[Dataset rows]

——————

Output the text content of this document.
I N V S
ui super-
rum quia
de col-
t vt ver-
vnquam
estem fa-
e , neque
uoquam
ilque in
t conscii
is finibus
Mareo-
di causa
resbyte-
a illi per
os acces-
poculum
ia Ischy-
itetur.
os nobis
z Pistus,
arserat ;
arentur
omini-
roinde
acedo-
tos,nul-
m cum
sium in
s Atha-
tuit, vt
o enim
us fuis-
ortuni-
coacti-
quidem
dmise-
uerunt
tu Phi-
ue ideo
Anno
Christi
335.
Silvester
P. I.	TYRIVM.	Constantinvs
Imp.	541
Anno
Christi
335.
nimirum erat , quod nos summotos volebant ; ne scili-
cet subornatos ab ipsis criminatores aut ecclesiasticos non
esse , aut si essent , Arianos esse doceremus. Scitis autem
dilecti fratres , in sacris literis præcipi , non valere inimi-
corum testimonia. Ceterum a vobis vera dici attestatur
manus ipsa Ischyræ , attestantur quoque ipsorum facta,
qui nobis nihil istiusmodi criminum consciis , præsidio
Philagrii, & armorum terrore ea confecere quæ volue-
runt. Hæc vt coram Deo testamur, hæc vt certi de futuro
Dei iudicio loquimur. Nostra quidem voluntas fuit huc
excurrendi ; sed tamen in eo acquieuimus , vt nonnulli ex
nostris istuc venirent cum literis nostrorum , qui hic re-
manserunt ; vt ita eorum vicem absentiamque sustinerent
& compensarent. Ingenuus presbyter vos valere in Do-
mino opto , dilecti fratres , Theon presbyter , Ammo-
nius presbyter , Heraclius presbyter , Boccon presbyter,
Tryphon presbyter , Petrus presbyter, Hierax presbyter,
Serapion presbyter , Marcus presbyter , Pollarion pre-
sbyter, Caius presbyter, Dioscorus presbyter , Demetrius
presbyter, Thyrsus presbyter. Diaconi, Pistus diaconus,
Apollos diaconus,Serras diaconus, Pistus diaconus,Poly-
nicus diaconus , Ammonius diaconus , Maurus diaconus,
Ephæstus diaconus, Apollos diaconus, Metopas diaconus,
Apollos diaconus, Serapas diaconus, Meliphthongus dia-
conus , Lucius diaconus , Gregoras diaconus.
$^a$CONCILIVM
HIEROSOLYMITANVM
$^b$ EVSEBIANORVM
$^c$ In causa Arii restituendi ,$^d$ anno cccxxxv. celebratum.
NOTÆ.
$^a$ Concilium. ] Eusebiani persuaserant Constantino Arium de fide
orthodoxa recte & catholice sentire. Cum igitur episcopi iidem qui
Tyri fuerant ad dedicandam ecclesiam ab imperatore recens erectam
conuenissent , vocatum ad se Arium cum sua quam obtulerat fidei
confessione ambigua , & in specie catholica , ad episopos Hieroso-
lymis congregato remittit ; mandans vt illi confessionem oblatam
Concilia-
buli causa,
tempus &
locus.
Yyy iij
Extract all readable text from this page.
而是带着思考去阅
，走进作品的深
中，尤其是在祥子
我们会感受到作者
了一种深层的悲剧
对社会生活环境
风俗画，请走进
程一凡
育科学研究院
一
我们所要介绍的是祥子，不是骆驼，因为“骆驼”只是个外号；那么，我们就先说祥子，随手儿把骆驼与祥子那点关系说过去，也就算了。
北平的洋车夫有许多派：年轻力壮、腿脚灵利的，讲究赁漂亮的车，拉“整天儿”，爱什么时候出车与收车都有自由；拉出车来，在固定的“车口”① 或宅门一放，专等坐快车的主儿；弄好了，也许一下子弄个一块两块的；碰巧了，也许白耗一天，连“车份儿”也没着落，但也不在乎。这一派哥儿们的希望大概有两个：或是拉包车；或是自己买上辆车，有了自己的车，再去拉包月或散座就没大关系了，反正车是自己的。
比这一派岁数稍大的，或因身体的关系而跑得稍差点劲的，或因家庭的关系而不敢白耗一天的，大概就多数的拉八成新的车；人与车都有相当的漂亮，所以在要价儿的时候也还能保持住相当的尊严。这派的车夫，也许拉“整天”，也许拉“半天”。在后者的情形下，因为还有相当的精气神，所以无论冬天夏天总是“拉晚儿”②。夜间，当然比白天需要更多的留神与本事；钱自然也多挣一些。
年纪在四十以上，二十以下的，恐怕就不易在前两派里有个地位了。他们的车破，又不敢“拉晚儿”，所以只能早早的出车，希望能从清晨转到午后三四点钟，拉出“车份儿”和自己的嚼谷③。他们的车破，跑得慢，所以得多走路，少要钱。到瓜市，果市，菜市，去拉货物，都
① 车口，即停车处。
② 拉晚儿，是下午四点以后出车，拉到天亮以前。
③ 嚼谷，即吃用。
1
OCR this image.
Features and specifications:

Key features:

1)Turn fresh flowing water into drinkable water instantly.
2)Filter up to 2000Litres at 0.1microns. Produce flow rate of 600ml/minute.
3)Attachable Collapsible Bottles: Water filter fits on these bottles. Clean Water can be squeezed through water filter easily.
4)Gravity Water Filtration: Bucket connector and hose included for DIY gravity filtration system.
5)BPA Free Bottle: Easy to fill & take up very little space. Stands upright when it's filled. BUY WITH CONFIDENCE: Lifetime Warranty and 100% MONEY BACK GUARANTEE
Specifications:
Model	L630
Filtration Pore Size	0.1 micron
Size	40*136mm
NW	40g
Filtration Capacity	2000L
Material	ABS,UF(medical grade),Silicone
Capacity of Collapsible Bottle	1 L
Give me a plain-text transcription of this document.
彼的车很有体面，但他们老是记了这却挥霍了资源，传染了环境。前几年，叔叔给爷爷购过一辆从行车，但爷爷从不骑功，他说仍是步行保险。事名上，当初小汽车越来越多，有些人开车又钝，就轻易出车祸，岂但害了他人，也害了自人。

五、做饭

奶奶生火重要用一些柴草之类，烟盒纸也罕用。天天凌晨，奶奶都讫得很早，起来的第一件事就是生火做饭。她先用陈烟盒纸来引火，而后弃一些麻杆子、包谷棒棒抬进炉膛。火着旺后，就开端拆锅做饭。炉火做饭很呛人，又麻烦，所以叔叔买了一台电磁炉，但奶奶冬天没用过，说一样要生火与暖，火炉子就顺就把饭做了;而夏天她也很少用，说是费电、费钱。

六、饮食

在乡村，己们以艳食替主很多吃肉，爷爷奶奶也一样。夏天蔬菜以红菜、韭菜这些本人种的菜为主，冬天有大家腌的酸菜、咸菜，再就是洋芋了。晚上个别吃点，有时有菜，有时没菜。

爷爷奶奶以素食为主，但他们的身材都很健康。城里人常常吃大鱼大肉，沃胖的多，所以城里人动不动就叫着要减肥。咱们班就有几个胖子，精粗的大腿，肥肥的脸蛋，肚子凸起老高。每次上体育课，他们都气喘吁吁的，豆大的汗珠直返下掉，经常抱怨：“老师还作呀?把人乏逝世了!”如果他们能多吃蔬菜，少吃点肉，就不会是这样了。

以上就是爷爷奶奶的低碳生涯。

——————

- **TASK**:
Write out once more the lines above beginning at the line with "Give me a plain-text"; continue through the final line and stop there.

- **OUTPUT OF THE TASK**:
Give me a plain-text transcription of this document.
彼的车很有体面，但他们老是记了这却挥霍了资源，传染了环境。前几年，叔叔给爷爷购过一辆从行车，但爷爷从不骑功，他说仍是步行保险。事名上，当初小汽车越来越多，有些人开车又钝，就轻易出车祸，岂但害了他人，也害了自人。

五、做饭

奶奶生火重要用一些柴草之类，烟盒纸也罕用。天天凌晨，奶奶都讫得很早，起来的第一件事就是生火做饭。她先用陈烟盒纸来引火，而后弃一些麻杆子、包谷棒棒抬进炉膛。火着旺后，就开端拆锅做饭。炉火做饭很呛人，又麻烦，所以叔叔买了一台电磁炉，但奶奶冬天没用过，说一样要生火与暖，火炉子就顺就把饭做了;而夏天她也很少用，说是费电、费钱。

六、饮食

在乡村，己们以艳食替主很多吃肉，爷爷奶奶也一样。夏天蔬菜以红菜、韭菜这些本人种的菜为主，冬天有大家腌的酸菜、咸菜，再就是洋芋了。晚上个别吃点，有时有菜，有时没菜。

爷爷奶奶以素食为主，但他们的身材都很健康。城里人常常吃大鱼大肉，沃胖的多，所以城里人动不动就叫着要减肥。咱们班就有几个胖子，精粗的大腿，肥肥的脸蛋，肚子凸起老高。每次上体育课，他们都气喘吁吁的，豆大的汗珠直返下掉，经常抱怨：“老师还作呀?把人乏逝世了!”如果他们能多吃蔬菜，少吃点肉，就不会是这样了。

以上就是爷爷奶奶的低碳生涯。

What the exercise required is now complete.